Tally up how many lines in the listing below contain the string "उदयप", and give only the total.

———

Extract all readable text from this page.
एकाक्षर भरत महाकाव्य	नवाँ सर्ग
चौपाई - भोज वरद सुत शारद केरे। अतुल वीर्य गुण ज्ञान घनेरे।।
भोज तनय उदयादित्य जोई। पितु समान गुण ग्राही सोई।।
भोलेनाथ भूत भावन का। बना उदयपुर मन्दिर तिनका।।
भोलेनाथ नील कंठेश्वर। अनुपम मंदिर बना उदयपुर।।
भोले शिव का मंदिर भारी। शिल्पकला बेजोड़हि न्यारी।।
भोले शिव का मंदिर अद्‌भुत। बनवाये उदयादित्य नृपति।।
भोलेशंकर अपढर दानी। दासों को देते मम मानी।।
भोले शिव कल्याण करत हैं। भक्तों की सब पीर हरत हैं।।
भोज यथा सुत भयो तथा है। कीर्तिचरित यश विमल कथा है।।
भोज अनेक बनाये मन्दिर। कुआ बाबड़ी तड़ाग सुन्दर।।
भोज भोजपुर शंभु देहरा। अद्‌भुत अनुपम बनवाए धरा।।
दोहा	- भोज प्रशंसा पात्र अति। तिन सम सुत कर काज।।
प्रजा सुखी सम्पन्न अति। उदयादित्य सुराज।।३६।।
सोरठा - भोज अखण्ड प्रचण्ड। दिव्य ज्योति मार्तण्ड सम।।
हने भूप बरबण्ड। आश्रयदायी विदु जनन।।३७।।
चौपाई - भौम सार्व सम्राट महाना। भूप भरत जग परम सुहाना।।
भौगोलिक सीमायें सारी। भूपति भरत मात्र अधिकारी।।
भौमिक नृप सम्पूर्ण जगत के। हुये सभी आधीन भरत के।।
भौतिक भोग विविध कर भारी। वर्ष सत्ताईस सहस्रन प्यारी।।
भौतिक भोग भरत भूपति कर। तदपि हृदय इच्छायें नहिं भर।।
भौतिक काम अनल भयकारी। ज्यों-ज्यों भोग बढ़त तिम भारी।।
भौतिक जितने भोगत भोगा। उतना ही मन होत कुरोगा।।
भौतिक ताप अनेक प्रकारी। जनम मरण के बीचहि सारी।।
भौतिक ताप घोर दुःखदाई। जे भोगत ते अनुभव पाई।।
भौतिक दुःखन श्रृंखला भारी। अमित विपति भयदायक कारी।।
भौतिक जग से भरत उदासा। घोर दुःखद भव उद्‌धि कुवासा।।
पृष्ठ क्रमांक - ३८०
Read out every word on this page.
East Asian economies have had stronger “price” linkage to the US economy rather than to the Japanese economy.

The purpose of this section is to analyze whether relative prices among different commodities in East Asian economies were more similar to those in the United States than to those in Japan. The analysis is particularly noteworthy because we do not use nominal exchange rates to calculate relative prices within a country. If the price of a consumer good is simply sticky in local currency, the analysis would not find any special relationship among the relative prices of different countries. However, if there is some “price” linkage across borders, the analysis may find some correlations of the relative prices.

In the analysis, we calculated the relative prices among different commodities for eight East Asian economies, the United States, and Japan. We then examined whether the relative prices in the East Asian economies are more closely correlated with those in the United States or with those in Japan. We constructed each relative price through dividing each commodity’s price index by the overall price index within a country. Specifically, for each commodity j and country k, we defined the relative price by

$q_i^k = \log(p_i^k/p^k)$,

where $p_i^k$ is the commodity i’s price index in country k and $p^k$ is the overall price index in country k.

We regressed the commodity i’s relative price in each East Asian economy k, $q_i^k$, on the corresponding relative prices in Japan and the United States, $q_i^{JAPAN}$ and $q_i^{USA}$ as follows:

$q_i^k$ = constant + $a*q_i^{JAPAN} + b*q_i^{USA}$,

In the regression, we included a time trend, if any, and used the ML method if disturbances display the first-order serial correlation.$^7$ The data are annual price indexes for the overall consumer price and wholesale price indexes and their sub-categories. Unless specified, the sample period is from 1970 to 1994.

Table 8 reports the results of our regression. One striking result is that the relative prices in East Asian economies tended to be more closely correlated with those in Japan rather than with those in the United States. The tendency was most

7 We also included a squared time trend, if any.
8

———

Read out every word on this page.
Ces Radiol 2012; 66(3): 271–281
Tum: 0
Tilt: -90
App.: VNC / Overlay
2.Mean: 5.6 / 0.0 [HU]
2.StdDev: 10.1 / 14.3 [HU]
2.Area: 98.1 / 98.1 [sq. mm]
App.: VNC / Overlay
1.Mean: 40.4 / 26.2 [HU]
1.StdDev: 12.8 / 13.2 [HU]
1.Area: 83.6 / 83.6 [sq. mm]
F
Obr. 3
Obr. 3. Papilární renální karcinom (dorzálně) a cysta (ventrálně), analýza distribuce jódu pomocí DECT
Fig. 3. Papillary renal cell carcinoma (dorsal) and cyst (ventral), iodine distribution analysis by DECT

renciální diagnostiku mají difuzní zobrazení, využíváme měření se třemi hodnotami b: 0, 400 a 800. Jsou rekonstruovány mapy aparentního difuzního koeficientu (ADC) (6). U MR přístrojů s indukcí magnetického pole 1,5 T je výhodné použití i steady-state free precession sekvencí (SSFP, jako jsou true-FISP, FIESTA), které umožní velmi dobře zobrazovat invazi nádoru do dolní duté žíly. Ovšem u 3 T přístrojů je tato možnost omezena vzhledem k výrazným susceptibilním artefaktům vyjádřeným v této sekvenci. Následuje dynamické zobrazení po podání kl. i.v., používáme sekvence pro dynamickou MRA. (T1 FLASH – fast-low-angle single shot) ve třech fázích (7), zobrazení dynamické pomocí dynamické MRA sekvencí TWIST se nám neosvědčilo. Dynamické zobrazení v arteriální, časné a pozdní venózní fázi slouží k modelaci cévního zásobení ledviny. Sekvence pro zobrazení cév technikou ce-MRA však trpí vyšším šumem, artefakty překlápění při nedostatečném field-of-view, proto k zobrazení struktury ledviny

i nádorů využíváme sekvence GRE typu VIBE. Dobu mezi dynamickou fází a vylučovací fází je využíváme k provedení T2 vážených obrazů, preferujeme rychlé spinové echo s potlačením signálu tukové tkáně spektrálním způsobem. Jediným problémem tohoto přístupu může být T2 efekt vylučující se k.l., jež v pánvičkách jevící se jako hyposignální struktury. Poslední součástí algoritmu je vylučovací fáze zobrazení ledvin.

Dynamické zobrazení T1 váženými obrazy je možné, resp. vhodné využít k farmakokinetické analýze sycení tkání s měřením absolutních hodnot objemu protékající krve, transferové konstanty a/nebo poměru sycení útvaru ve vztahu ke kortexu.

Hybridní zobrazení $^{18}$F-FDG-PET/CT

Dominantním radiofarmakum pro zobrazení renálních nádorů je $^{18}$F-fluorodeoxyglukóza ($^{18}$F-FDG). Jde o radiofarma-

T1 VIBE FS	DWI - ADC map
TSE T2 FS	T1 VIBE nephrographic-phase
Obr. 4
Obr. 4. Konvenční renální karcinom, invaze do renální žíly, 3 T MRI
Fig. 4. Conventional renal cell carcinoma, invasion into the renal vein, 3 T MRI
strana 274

———

# [RESPONSE]
2